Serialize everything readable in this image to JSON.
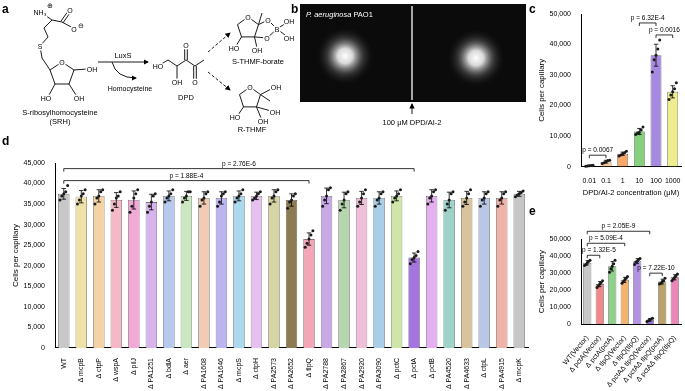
{
  "panel_a": {
    "panel_label": "a",
    "srh": {
      "name": [
        "S-ribosylhomocysteine",
        "(SRH)"
      ],
      "atoms": [
        "O",
        "S",
        "NH₃",
        "⊕",
        "O",
        "O",
        "⊖",
        "OH",
        "HO",
        "OH"
      ]
    },
    "enzyme": "LuxS",
    "byproduct": "Homocysteine",
    "dpd": {
      "name": "DPD",
      "atoms": [
        "HO",
        "OH",
        "O",
        "O"
      ]
    },
    "s_thmf_borate": {
      "name": "S-THMF-borate",
      "atoms": [
        "O",
        "O",
        "B",
        "O",
        "OH",
        "OH",
        "OH",
        "HO"
      ]
    },
    "r_thmf": {
      "name": "R-THMF",
      "atoms": [
        "O",
        "OH",
        "OH",
        "OH",
        "HO"
      ]
    }
  },
  "panel_b": {
    "panel_label": "b",
    "organism": "P. aeruginosa PAO1",
    "annotation": "100 μM DPD/AI-2"
  },
  "chart_data": [
    {
      "panel_label": "c",
      "type": "bar",
      "categories": [
        "0.01",
        "0.1",
        "1",
        "10",
        "100",
        "1000"
      ],
      "values": [
        300,
        1600,
        4200,
        11500,
        36500,
        24500
      ],
      "errors": [
        150,
        450,
        550,
        1000,
        3600,
        2000
      ],
      "points": [
        [
          150,
          200,
          300,
          400,
          450
        ],
        [
          1000,
          1300,
          1600,
          2000,
          2100
        ],
        [
          3500,
          3800,
          4200,
          4500,
          5000
        ],
        [
          10500,
          11000,
          11200,
          12000,
          13000
        ],
        [
          31000,
          35000,
          36500,
          38500,
          41500
        ],
        [
          22000,
          23500,
          24500,
          25500,
          27500
        ]
      ],
      "colors": [
        "#f2f2f2",
        "#f6c89a",
        "#f7a86a",
        "#86d07f",
        "#a68ae0",
        "#eeee90"
      ],
      "x_label": "DPD/AI-2 concentration (μM)",
      "y_label": "Cells per capillary",
      "ylim": [
        0,
        50000
      ],
      "yticks": [
        0,
        {
          "value": 10000,
          "label": "10,000"
        },
        {
          "value": 20000,
          "label": "20,000"
        },
        {
          "value": 30000,
          "label": "30,000"
        },
        {
          "value": 40000,
          "label": "40,000"
        },
        {
          "value": 50000,
          "label": "50,000"
        }
      ],
      "grid": false,
      "comparisons": [
        {
          "between": [
            0,
            1
          ],
          "label": "p = 0.0067"
        },
        {
          "between": [
            4,
            5
          ],
          "label": "p = 0.0016"
        },
        {
          "between": [
            3,
            4
          ],
          "label": "p = 6.32E-4"
        }
      ]
    },
    {
      "panel_label": "d",
      "type": "bar",
      "categories": [
        "WT",
        "Δ mcpB",
        "Δ ctpP",
        "Δ wspA",
        "Δ pilJ",
        "Δ PA1251",
        "Δ bdlA",
        "Δ aer",
        "Δ PA1608",
        "Δ PA1646",
        "Δ mcpS",
        "Δ ctpH",
        "Δ PA2573",
        "Δ PA2652",
        "Δ tlpQ",
        "Δ PA2788",
        "Δ PA2867",
        "Δ PA2920",
        "Δ PA3090",
        "Δ pctC",
        "Δ pctA",
        "Δ pctB",
        "Δ PA4520",
        "Δ PA4633",
        "Δ ctpL",
        "Δ PA4915",
        "Δ mcpK"
      ],
      "values": [
        37500,
        36800,
        37000,
        36000,
        36000,
        35500,
        37000,
        37000,
        36500,
        36500,
        37000,
        37000,
        37000,
        36000,
        26500,
        37000,
        36000,
        36500,
        36500,
        37000,
        22000,
        37000,
        36000,
        36500,
        36500,
        36500,
        37500
      ],
      "errors": [
        1300,
        1500,
        1500,
        1800,
        2200,
        1900,
        1200,
        1100,
        1500,
        1500,
        1200,
        900,
        1500,
        1500,
        1500,
        1900,
        1900,
        1600,
        1500,
        1200,
        1100,
        1500,
        1900,
        1600,
        1500,
        1500,
        600
      ],
      "points": [
        [
          36000,
          37000,
          37500,
          38000,
          39500
        ],
        [
          35000,
          36000,
          37000,
          37500,
          38500
        ],
        [
          35000,
          36500,
          37000,
          38000,
          38500
        ],
        [
          33500,
          35000,
          36500,
          37000,
          38000
        ],
        [
          33000,
          34500,
          36500,
          37500,
          38500
        ],
        [
          33000,
          34500,
          35500,
          37000,
          37500
        ],
        [
          35500,
          36500,
          37000,
          37500,
          38500
        ],
        [
          35500,
          36500,
          37000,
          38000,
          38000
        ],
        [
          34500,
          36000,
          36500,
          37500,
          38000
        ],
        [
          34500,
          35500,
          37000,
          37500,
          38000
        ],
        [
          35500,
          36500,
          37000,
          37500,
          38500
        ],
        [
          36000,
          36500,
          37000,
          37500,
          38000
        ],
        [
          35000,
          36500,
          37000,
          38000,
          38500
        ],
        [
          34000,
          35500,
          36000,
          37000,
          37500
        ],
        [
          24500,
          25500,
          26500,
          27500,
          28500
        ],
        [
          34500,
          36000,
          37000,
          38500,
          39000
        ],
        [
          33500,
          35000,
          36000,
          37500,
          38000
        ],
        [
          34500,
          35500,
          36500,
          37500,
          38500
        ],
        [
          34500,
          36000,
          36500,
          37500,
          38000
        ],
        [
          35500,
          36500,
          37000,
          37500,
          38500
        ],
        [
          20500,
          21500,
          22000,
          22500,
          23500
        ],
        [
          35000,
          36500,
          37000,
          38000,
          38500
        ],
        [
          33500,
          35000,
          36000,
          37500,
          38000
        ],
        [
          34500,
          35500,
          36500,
          37500,
          38500
        ],
        [
          34500,
          36000,
          36500,
          37500,
          38000
        ],
        [
          34500,
          36000,
          36500,
          37500,
          38000
        ],
        [
          36800,
          37200,
          37500,
          37800,
          38200
        ]
      ],
      "colors": [
        "#c8c8c8",
        "#efe2a8",
        "#f3d3a6",
        "#f4b8c6",
        "#f2a9d6",
        "#d7b5ec",
        "#b7c9ef",
        "#cbe7c2",
        "#f1cbb3",
        "#bdb5f0",
        "#add9ef",
        "#e6c1ef",
        "#d5d5a6",
        "#8c7c54",
        "#f3a6b7",
        "#c9a8e6",
        "#b6d6b0",
        "#efc0d8",
        "#a9cfe8",
        "#cfe6a8",
        "#a474e0",
        "#e4b0f0",
        "#9fd3c8",
        "#d8c39c",
        "#b9c7e6",
        "#f0b3a8",
        "#c6c6c6"
      ],
      "y_label": "Cells per capillary",
      "ylim": [
        0,
        45000
      ],
      "yticks": [
        0,
        {
          "value": 5000,
          "label": "5,000"
        },
        {
          "value": 10000,
          "label": "10,000"
        },
        {
          "value": 15000,
          "label": "15,000"
        },
        {
          "value": 20000,
          "label": "20,000"
        },
        {
          "value": 25000,
          "label": "25,000"
        },
        {
          "value": 30000,
          "label": "30,000"
        },
        {
          "value": 35000,
          "label": "35,000"
        },
        {
          "value": 40000,
          "label": "40,000"
        },
        {
          "value": 45000,
          "label": "45,000"
        }
      ],
      "grid": false,
      "comparisons": [
        {
          "between": [
            0,
            14
          ],
          "label": "p = 1.88E-4"
        },
        {
          "between": [
            0,
            20
          ],
          "label": "p = 2.76E-6"
        }
      ]
    },
    {
      "panel_label": "e",
      "type": "bar",
      "categories": [
        "WT(Vector)",
        "Δ pctA(Vector)",
        "Δ pctA(pctA)",
        "Δ tlpQ(Vector)",
        "Δ tlpQ(tlpQ)",
        "Δ pctAΔ tlpQ(Vector)",
        "Δ pctAΔ tlpQ(pctA)",
        "Δ pctAΔ tlpQ(tlpQ)"
      ],
      "values": [
        36000,
        23500,
        34000,
        26000,
        37000,
        2500,
        25000,
        27500
      ],
      "errors": [
        1300,
        1500,
        2800,
        1500,
        1500,
        800,
        1400,
        1500
      ],
      "points": [
        [
          34500,
          35000,
          36000,
          37000,
          37500
        ],
        [
          21500,
          22500,
          23500,
          24500,
          25500
        ],
        [
          30500,
          32500,
          34000,
          35500,
          37500
        ],
        [
          24000,
          25000,
          26000,
          27000,
          28000
        ],
        [
          35000,
          36500,
          37000,
          38000,
          38500
        ],
        [
          1500,
          2000,
          2500,
          3000,
          3500
        ],
        [
          23500,
          24000,
          25000,
          25500,
          27000
        ],
        [
          25500,
          26500,
          27500,
          28500,
          29500
        ]
      ],
      "colors": [
        "#c8c8c8",
        "#f08a8a",
        "#8fd08a",
        "#f4b46e",
        "#b493e2",
        "#9a6fd6",
        "#b9a36a",
        "#ea86b8"
      ],
      "y_label": "Cells per capillary",
      "ylim": [
        0,
        50000
      ],
      "yticks": [
        0,
        {
          "value": 10000,
          "label": "10,000"
        },
        {
          "value": 20000,
          "label": "20,000"
        },
        {
          "value": 30000,
          "label": "30,000"
        },
        {
          "value": 40000,
          "label": "40,000"
        },
        {
          "value": 50000,
          "label": "50,000"
        }
      ],
      "grid": false,
      "comparisons": [
        {
          "between": [
            0,
            1
          ],
          "label": "p = 1.32E-5"
        },
        {
          "between": [
            5,
            6
          ],
          "label": "p = 7.22E-10"
        },
        {
          "between": [
            0,
            3
          ],
          "label": "p = 5.09E-4"
        },
        {
          "between": [
            0,
            5
          ],
          "label": "p = 2.05E-9"
        }
      ]
    }
  ]
}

REQUIRED WORK -> Wherever the string "tlpQ" turns up in the material, copy the whole line.

FINISHED TASK ->
        "Δ tlpQ",
        "Δ tlpQ(Vector)",
        "Δ tlpQ(tlpQ)",
        "Δ pctAΔ tlpQ(Vector)",
        "Δ pctAΔ tlpQ(pctA)",
        "Δ pctAΔ tlpQ(tlpQ)"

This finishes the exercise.